▶ [ZADANIE]
Odpowiedz, proszę, na pytania do prologu.
1. Jakiego koloru buty założył bohater?
2. Co mama postawiła na stole?
3. Jak ma na imię bohater?

▶ [PRZYTOCZONY TEKST]
★ ★ ★ ★
Prolog

Hej! Może ten prolog jest niemrawy i wogule, ale miłej lektury.

Prolog.
Nad Hoenn wstawał właśnie nowy dzień. I tego dnia miałem odebrać mojego pokemona! Szybko wstałem z łużka, ubrałem się w przygotowane wczoraj ubranie, czyli w czarną bluzkę z pokeballem, czarne spodnie i srebrne buty z logo ligii Hoenn, a następnie wszedłem do kuchni.
Stała tam już mama, która na mój widok szybko ukryła coś za plecami i postawiła kanapki z wędzonym Magikarp'iem na stole.
Szybko zjadłem przygotowany posiłek, a wtedy moja mama z uśmiechem wyciągnęła coś z za pleców.
- Rick! Z okazji twojej podruży. Powiedziała i podała mi do ręki średnich rozmiarów paczkę.
- To taki prezent, na początek. Wyjaśniła.
★ ★ ★ ★
▶ [DANE WEJŚCIOWE]
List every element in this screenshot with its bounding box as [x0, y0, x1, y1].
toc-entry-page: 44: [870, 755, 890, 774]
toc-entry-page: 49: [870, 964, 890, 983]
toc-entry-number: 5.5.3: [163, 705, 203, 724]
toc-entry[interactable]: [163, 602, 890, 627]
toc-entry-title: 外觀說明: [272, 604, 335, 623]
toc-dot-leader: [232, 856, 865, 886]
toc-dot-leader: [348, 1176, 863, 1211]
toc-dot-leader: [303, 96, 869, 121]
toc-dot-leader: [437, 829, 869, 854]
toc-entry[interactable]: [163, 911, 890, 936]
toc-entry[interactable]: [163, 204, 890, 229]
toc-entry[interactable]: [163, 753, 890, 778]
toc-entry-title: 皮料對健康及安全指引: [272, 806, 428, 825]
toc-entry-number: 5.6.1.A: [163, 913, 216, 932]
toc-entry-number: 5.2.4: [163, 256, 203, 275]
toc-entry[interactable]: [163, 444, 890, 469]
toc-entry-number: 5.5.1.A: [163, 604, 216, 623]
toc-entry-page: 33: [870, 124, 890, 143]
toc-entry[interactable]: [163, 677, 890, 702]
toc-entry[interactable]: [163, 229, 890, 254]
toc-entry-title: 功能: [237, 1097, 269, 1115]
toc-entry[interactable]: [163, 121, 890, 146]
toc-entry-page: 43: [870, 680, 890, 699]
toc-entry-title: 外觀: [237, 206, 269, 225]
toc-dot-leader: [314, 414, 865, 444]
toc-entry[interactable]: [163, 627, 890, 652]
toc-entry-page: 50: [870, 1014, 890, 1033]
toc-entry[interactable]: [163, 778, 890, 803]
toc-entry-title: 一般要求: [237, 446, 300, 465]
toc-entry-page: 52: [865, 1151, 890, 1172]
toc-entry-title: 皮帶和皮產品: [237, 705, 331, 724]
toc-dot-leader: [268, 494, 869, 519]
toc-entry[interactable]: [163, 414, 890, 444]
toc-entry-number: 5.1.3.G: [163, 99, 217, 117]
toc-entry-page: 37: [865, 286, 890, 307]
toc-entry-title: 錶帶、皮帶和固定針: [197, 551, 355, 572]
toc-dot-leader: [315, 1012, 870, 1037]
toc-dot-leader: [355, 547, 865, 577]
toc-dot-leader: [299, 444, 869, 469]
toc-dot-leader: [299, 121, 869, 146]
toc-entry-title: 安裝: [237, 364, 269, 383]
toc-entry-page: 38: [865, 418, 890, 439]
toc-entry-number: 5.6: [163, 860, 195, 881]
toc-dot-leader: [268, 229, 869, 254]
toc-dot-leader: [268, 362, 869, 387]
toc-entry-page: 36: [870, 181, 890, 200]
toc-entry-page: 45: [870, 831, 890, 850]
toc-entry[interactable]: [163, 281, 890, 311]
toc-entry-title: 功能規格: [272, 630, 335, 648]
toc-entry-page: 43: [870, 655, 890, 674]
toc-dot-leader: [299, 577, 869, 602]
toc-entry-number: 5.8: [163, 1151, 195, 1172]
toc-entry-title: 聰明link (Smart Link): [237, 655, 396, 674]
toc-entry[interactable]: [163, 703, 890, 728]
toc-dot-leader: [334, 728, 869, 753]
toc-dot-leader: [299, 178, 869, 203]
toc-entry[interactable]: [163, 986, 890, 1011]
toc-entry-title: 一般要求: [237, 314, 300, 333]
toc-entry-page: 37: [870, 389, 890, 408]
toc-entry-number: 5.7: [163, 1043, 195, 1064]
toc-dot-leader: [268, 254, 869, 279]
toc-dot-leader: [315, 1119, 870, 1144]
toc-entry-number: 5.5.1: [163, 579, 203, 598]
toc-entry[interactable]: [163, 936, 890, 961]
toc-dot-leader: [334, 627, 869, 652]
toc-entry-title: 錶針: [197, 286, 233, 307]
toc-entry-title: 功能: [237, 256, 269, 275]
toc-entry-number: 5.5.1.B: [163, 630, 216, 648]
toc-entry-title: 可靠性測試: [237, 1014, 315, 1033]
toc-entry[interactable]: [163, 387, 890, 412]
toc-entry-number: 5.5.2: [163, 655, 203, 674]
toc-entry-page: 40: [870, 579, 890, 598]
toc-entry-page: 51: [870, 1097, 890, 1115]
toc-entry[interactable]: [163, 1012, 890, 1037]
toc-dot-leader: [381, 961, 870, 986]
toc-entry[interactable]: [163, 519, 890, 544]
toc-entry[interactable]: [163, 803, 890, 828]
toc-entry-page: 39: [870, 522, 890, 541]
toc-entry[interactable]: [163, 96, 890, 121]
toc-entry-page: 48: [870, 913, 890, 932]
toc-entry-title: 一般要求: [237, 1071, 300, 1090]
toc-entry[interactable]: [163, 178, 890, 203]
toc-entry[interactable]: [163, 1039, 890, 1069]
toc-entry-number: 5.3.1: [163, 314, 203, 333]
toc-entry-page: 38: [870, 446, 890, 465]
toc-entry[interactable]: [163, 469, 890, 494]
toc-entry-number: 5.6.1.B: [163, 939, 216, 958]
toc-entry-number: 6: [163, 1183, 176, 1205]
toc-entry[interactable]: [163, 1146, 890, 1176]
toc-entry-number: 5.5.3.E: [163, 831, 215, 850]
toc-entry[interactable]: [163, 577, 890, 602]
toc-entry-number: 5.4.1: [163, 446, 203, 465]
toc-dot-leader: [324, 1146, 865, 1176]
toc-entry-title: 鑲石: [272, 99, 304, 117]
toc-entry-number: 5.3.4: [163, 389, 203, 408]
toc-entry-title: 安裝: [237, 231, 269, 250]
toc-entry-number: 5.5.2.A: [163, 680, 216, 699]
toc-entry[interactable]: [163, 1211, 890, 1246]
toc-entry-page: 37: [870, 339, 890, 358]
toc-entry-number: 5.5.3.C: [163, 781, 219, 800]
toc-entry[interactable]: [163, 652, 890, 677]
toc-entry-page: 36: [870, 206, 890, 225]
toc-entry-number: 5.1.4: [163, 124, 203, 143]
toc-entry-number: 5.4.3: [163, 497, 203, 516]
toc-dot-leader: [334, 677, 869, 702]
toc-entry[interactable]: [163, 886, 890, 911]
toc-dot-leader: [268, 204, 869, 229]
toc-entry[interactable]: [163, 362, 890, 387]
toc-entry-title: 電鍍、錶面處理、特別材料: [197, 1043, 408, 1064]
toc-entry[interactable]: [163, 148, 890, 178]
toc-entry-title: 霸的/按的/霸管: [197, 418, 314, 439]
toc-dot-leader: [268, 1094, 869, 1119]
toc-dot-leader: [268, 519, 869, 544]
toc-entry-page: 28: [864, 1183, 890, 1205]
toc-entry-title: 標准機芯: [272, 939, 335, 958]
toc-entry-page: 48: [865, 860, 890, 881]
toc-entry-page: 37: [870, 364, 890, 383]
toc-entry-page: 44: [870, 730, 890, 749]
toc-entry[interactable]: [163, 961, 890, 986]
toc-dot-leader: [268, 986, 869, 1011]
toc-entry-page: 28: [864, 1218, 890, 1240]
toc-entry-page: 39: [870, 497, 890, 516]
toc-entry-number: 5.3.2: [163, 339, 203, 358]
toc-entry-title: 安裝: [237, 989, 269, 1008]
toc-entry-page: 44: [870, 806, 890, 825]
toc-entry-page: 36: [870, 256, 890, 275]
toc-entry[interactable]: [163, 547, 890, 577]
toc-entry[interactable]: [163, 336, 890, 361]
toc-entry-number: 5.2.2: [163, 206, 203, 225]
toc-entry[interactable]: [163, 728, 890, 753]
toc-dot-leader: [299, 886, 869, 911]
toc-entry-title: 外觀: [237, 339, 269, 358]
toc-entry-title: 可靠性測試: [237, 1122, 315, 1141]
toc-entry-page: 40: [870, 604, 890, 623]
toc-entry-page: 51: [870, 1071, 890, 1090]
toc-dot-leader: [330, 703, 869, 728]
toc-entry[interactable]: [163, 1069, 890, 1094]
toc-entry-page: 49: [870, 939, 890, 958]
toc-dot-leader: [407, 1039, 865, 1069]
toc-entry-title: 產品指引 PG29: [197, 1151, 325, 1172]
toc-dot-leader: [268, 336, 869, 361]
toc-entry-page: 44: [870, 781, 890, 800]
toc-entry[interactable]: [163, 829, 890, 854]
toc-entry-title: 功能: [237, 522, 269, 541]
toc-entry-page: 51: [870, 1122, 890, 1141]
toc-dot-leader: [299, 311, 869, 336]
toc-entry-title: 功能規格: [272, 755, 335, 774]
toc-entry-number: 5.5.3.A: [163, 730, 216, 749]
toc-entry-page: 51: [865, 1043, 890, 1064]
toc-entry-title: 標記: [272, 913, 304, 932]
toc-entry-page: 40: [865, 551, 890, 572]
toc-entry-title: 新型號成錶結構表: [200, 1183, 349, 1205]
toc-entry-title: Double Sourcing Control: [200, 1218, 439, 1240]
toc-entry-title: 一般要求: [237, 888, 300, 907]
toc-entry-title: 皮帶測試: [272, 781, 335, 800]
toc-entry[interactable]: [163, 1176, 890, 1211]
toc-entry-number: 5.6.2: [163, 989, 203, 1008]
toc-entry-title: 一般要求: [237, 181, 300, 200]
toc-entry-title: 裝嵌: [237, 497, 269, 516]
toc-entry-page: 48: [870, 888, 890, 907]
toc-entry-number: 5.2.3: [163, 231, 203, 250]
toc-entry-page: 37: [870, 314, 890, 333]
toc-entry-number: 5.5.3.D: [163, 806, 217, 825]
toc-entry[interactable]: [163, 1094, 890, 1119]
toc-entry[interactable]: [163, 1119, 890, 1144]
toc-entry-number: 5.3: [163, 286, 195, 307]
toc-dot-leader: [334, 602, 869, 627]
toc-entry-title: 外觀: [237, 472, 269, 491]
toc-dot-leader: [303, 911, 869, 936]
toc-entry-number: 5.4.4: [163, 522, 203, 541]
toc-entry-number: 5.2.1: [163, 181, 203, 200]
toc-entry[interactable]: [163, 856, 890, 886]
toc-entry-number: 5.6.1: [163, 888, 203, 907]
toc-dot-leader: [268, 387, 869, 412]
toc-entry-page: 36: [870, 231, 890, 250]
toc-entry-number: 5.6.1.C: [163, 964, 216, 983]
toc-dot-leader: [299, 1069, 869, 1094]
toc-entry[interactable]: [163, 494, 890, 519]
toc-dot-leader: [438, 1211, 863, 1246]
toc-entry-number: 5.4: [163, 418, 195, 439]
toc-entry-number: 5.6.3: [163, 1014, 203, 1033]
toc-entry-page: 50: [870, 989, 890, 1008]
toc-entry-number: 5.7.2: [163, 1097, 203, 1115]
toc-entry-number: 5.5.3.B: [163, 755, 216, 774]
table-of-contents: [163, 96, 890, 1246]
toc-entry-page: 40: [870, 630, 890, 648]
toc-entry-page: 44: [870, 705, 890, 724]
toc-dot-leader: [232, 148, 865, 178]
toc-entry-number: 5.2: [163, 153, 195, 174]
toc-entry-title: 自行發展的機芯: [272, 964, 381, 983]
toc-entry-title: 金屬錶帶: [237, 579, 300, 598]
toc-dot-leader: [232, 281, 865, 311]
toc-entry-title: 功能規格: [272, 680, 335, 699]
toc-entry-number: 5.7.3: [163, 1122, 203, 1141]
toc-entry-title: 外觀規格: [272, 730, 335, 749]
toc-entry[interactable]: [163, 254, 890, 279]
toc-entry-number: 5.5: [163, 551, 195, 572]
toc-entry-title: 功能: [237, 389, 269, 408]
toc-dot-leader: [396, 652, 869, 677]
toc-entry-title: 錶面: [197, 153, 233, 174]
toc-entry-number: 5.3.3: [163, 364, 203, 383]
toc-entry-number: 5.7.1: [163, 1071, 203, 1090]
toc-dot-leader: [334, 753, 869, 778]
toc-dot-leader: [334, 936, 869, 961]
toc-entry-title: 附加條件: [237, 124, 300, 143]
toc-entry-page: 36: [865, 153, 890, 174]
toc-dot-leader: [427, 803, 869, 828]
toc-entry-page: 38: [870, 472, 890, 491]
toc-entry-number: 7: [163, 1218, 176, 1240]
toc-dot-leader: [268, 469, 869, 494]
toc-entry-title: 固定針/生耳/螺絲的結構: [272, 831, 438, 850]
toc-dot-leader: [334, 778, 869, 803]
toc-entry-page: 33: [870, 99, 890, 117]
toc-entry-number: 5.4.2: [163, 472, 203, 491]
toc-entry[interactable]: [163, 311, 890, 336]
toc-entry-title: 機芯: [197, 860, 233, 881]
★ ★ ★ ★
▶ [ROZWIĄZANIE]
1. Srebrne.
2. Kanapki z wędzonym Magikarp'iem.
3. Rick.